Leestekst:
ECLI:NL:RBROT:2022:1198

Rechtbank Rotterdam

Datum uitspraak
21 februari 2022
Publicatiedatum
21 februari 2022
Zaaknummer
83/104048-20 en 10/198942-20
Instantie
Rechtbank Rotterdam
Type
Uitspraak
Rechtsgebied
Strafrecht
Procedures
  • Eerste aanleg - meervoudig
Vindplaatsen
  • Rechtspraak.nl
AI samenvatting door LexboostAutomatisch gegenereerd

Vrijspraak van verdachte voor valse aangifte en valsheid in geschrift in verband met niet-bestaande tweeling

Op 21 februari 2022 heeft de Rechtbank Rotterdam uitspraak gedaan in de gevoegde strafzaken tegen de verdachte, die werd beschuldigd van het doen van valse aangifte in een authentieke akte en valsheid in geschrift. De verdachte werd vrijgesproken van beide tenlastegelegde feiten. De rechtbank oordeelde dat op basis van de beschikbare bewijsmiddelen niet kon worden vastgesteld dat de verdachte wist dat de tweeling waarvan zij geboorteaangifte deed, niet bestond. Er waren geen omstandigheden die erop wezen dat zij welbewust de aanmerkelijke kans had aanvaard dat zij valse geboorteakten deed opmaken. De rechtbank concludeerde dat er onvoldoende bewijs was voor opzet, ook niet in voorwaardelijke zin.

De zaak kwam aan het licht toen de verdachte op 11 mei 2009 aangifte deed van de geboorte van een tweeling, terwijl later bleek dat een van de kinderen niet bestond. De officier van justitie had gevorderd tot bewezenverklaring van de feiten en een werkstraf van 240 uren, maar de rechtbank oordeelde dat het dossier niet voldoende wettig en overtuigend bewijs bevatte om de verdachte te veroordelen. De rechtbank sprak de verdachte vrij van de onder parketnummers 83/104048-20 en 10/198942-20 ten laste gelegde feiten.

De uitspraak benadrukt het belang van voldoende bewijs in strafzaken en de noodzaak om opzet en schuld duidelijk aan te tonen. De rechtbank heeft de verdachte vrijgesproken van alle beschuldigingen, wat betekent dat zij niet strafbaar is voor de feiten die haar ten laste zijn gelegd.

Uitspraak

Rechtbank Rotterdam

Team straf 1
Parketnummers: 83/104048-20 en 10/198942-20
Datum uitspraak: 21 februari 2022
Tegenspraak
Vonnis van de rechtbank Rotterdam, meervoudige kamer voor strafzaken, in de gevoegde zaken tegen de verdachte:
[naam verdachte] ,
geboren te [geboorteplaats verdachte] ( [geboorteland verdachte] ) op [geboortedatum verdachte] ,
ingeschreven in de basisregistratie personen op het adres:
[adres verdachte] ,
[postcode verdachte] [woonplaats verdachte] ,
raadsvrouw mr. M.H. Aalmoes, advocaat te Amsterdam.

Schriftelijke opdracht 1:
Beantwoord deze vragen over de uitspraak:
(a) Op welke datum deed de verdachte aangifte van de geboorte van een tweeling?
(b) Welke straf had de officier van justitie gevorderd?
(c) Wie was de raadsvrouw van de verdachte, en waar is zij advocaat?
De uitspraak en de vermeldingen zijn los van elkaar staand materiaal.

Aangeleverd materiaal:

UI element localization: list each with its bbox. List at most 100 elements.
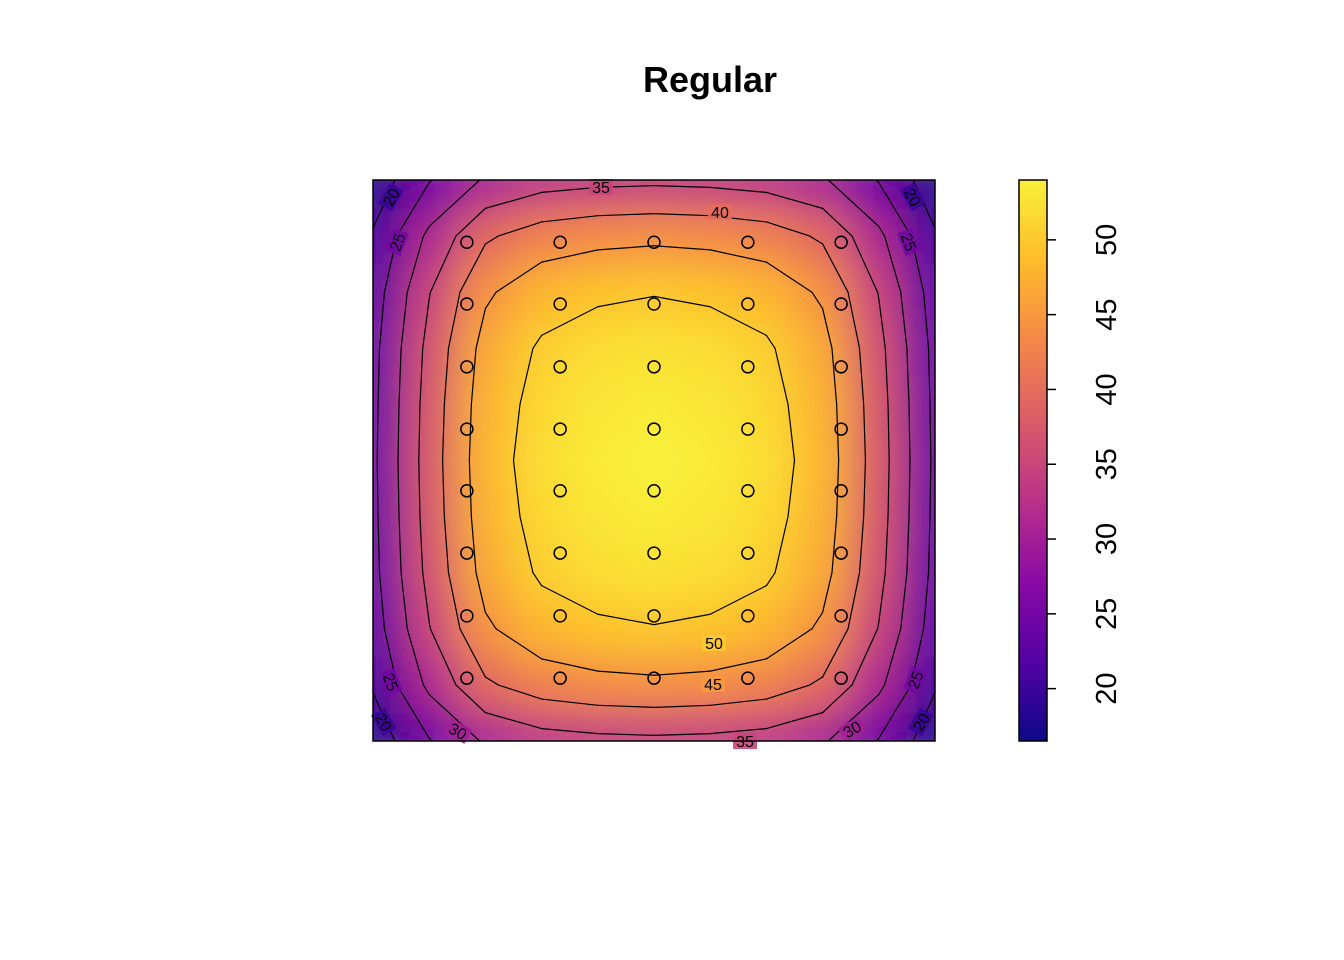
contour-line [765,261,813,293]
contour-line [821,207,853,237]
heat-cell [906,544,935,602]
contour-line [418,459,421,518]
heat-cell [513,712,571,741]
design-point [741,609,755,623]
design-point [741,546,755,560]
contour-line [851,235,879,293]
contour-line [863,403,867,462]
heatmap [373,180,935,741]
contour-label: 20 [380,186,404,210]
contour-line [597,245,655,251]
contour-line [397,403,400,462]
colorbar-tick-label: 35 [1091,448,1123,480]
heat-cell [456,431,514,490]
contour-line [787,403,796,462]
heat-cell [625,600,683,658]
contour-label: 25 [387,231,409,254]
heat-cell [569,207,627,265]
contour-line [470,515,477,574]
heat-cell [794,319,852,377]
contour-line [484,611,497,630]
heat-cell [681,180,739,209]
contour-line [878,572,886,623]
contour-line [877,291,880,300]
contour-line [398,347,402,405]
contour-line [475,307,486,349]
design-point [553,422,567,436]
contour-label: 35 [592,180,610,197]
contour-line [468,459,472,518]
contour-line [428,693,481,742]
contour-line [540,727,599,735]
heat-cell [737,431,795,490]
design-point [741,360,755,374]
contour-line [836,459,840,518]
contour-line [422,572,430,623]
contour-line [847,572,861,630]
contour-line [422,298,430,349]
contour-line [378,572,386,630]
design-point [741,422,755,436]
contour-line [540,249,599,263]
contour-line [429,235,457,293]
plot-frame [372,179,936,742]
contour-line [811,611,824,630]
contour-line [597,733,655,736]
contour-line [441,403,445,462]
contour-line [540,306,599,336]
heat-cell [456,656,514,714]
contour-line [497,221,543,237]
contour-line [447,291,461,349]
contour-line [397,459,400,518]
contour-line [419,515,424,574]
heat-cell [850,263,908,321]
heat-cell [456,488,514,546]
design-point [460,546,474,560]
contour-line [443,347,450,405]
contour-line [709,727,768,735]
heat-cell [625,375,683,433]
contour-label: 20 [371,711,395,735]
heat-cell [569,488,627,546]
heat-cell [625,712,683,741]
contour-label-bg [443,718,473,744]
heat-cell [400,656,458,714]
contour-line [495,261,543,293]
contour-line [858,347,865,405]
contour-line [540,215,599,223]
contour-label: 50 [705,636,723,653]
contour-line [765,334,776,349]
contour-line [532,572,543,587]
heat-cell [569,600,627,658]
contour-label: 25 [905,669,927,692]
contour-line [787,459,796,518]
design-point [647,235,661,250]
contour-line [495,628,543,660]
design-point [834,609,848,623]
heat-cell [850,180,908,209]
contour-line [863,459,867,518]
heat-cell [681,375,739,433]
heat-cell [794,600,852,658]
contour-line [709,585,768,615]
design-point [460,360,474,374]
heat-cell [737,544,795,602]
contour-line [765,712,824,730]
contour-line [653,185,711,188]
contour-line [653,733,711,736]
heat-cell [906,600,935,658]
contours [372,179,936,742]
contour-line [377,515,381,574]
contour-label-bg [379,667,403,697]
heat-cell [513,263,571,321]
contour-line [821,684,853,714]
contour-line [653,704,711,708]
design-point [553,235,567,250]
contour-line [927,347,931,405]
design-point [647,671,661,685]
design-point [834,360,848,374]
design-point [647,297,661,311]
heat-cell [737,375,795,433]
heat-cell [737,656,795,714]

Schriftelijke opdracht 2: Welke regels uit de vermeldingen bevatten de string "label"? Rapporteer elk van die regels volledig.

Antwoord opdracht 1:
(a) Op 11 mei 2009.
(b) Een werkstraf van 240 uren.
(c) Mr. M.H. Aalmoes, advocaat te Amsterdam.

Antwoord opdracht 2:
contour-label: 20 [380,186,404,210]
colorbar-tick-label: 35 [1091,448,1123,480]
contour-label: 25 [387,231,409,254]
contour-label: 35 [592,180,610,197]
contour-label: 20 [371,711,395,735]
contour-label-bg [443,718,473,744]
contour-label: 50 [705,636,723,653]
contour-label: 25 [905,669,927,692]
contour-label-bg [379,667,403,697]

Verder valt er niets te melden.